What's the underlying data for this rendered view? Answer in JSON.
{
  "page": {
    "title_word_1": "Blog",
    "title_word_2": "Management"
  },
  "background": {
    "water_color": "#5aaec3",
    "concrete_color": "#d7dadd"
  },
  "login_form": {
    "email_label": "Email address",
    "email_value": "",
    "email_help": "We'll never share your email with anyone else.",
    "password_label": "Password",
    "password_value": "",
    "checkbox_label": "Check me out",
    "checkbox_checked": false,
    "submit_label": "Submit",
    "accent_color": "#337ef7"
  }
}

------

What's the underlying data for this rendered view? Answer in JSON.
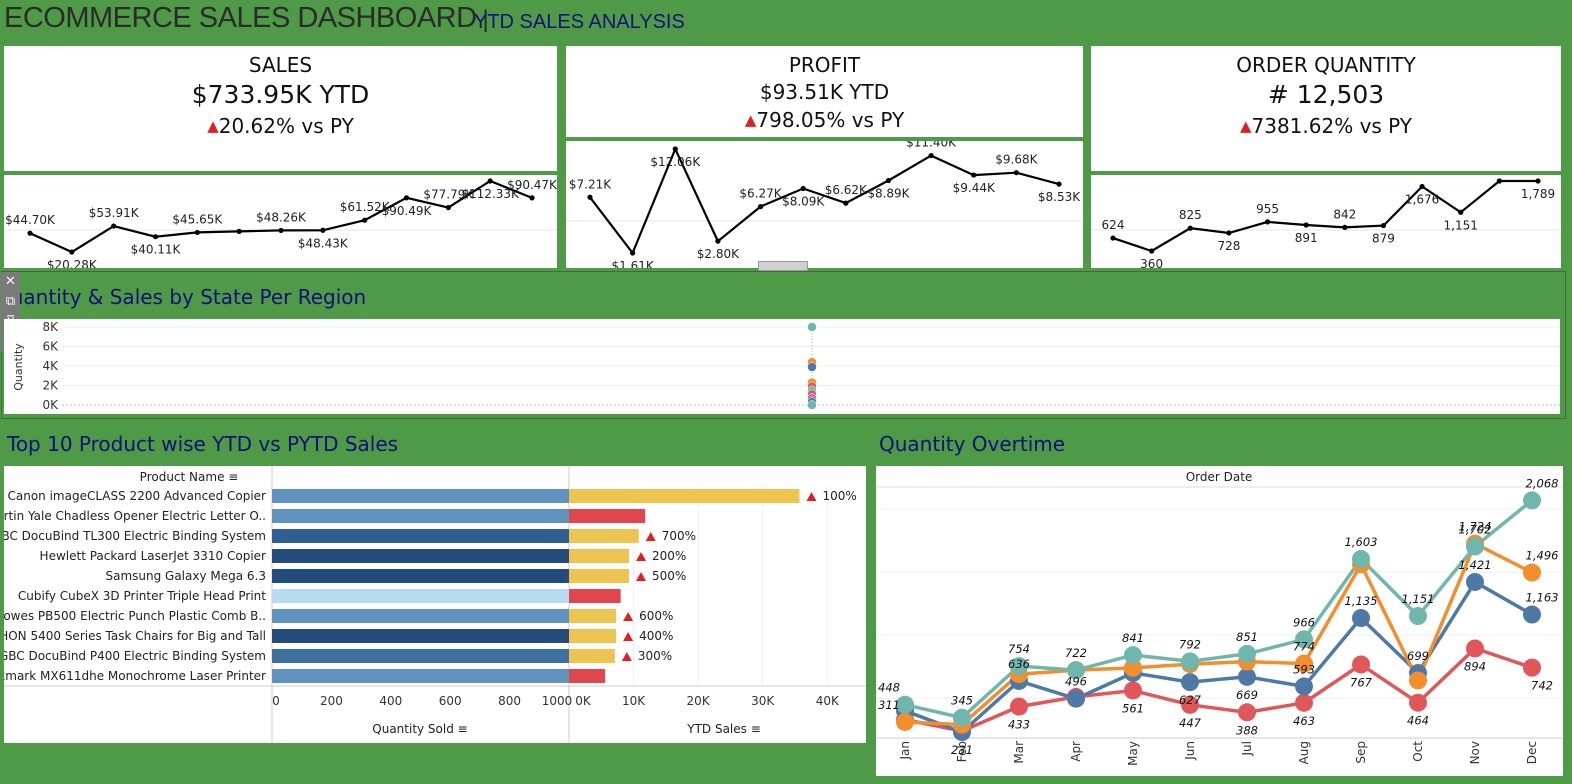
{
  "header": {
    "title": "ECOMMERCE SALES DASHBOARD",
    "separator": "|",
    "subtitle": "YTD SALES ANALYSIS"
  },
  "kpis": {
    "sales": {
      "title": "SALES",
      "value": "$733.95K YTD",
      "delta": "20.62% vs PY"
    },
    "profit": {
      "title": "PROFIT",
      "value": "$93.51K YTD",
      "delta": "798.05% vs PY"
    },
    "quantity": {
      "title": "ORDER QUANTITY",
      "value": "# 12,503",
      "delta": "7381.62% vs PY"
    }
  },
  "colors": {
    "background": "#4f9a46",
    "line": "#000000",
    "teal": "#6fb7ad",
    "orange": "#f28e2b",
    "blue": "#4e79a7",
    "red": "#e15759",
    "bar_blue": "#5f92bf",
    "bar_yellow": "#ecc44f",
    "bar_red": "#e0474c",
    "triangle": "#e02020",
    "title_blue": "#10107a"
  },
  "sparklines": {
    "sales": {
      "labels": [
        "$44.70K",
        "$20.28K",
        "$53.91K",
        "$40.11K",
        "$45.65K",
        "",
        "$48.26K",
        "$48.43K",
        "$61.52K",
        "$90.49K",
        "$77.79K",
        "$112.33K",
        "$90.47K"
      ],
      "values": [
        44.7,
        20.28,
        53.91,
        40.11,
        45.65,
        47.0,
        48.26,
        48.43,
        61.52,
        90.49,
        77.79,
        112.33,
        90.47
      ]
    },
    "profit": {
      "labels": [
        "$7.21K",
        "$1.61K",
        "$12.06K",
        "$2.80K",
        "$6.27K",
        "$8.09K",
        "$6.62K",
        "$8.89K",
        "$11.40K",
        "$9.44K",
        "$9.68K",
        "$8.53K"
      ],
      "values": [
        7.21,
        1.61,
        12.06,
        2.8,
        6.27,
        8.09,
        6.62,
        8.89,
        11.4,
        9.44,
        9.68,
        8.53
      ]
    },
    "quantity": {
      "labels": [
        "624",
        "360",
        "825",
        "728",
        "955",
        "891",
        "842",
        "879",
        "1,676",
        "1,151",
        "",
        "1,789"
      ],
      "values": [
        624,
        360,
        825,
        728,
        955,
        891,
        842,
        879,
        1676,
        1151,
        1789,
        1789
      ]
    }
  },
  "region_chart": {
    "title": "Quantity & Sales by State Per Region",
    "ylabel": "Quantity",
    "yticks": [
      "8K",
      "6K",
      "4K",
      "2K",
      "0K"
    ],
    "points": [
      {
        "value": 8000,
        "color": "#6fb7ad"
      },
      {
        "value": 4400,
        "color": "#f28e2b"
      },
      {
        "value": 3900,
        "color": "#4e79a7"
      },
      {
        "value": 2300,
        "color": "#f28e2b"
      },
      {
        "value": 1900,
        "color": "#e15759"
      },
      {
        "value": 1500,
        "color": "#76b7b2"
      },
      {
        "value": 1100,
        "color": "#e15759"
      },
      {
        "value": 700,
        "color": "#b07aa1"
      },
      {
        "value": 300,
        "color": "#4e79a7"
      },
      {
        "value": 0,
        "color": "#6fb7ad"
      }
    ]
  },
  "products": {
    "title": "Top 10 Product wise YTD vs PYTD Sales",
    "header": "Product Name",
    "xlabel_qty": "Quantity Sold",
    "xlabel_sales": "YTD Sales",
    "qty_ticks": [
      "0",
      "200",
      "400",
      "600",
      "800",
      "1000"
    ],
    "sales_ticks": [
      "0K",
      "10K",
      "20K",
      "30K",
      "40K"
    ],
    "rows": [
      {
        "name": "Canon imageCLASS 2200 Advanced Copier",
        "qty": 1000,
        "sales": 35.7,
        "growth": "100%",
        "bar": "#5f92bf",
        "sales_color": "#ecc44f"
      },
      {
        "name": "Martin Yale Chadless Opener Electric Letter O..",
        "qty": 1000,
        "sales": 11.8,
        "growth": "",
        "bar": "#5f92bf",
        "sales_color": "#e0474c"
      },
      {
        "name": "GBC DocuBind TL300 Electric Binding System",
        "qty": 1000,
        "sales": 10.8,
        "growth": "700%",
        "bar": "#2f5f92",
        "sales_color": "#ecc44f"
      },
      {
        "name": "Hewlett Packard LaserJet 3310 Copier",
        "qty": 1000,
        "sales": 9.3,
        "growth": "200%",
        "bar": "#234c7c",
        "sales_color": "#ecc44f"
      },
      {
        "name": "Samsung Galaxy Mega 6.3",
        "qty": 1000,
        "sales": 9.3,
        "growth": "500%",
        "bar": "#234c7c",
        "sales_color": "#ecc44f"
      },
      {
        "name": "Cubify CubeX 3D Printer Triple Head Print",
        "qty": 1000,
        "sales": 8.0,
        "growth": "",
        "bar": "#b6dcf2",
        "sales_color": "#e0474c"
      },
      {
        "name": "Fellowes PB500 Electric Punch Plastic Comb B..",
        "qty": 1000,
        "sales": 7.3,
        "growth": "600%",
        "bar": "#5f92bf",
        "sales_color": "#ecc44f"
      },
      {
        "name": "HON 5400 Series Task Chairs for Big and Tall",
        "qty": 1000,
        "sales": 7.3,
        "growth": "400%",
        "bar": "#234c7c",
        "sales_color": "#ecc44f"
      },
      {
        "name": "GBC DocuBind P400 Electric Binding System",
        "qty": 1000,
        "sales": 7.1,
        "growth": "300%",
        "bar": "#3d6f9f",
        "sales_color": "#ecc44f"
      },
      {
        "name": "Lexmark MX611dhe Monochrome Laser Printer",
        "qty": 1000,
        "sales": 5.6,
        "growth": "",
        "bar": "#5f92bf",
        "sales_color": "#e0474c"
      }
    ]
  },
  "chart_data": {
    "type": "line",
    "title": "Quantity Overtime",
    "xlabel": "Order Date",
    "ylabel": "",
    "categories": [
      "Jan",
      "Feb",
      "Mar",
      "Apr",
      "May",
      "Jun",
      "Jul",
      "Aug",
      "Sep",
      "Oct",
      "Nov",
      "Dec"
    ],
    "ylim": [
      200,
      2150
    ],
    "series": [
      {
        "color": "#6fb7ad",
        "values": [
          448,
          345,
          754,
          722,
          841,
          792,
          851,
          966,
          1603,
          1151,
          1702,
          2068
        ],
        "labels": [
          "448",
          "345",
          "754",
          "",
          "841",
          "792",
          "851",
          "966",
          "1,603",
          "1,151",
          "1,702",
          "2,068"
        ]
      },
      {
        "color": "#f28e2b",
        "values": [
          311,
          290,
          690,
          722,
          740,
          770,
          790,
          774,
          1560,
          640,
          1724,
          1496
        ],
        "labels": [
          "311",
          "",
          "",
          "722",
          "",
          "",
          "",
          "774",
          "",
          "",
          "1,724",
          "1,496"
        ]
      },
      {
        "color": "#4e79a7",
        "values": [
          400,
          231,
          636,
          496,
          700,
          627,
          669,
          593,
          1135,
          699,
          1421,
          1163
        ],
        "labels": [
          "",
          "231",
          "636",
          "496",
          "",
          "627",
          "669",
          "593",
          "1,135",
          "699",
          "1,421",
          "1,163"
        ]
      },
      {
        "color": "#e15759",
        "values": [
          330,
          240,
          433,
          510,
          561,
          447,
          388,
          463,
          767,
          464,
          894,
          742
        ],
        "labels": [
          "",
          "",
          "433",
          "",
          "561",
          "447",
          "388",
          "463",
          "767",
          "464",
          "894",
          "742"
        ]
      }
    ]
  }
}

------

**Exercise aim:** From the records above, report the count of lines containing "growth" and nothing more.

**Expected output:** 10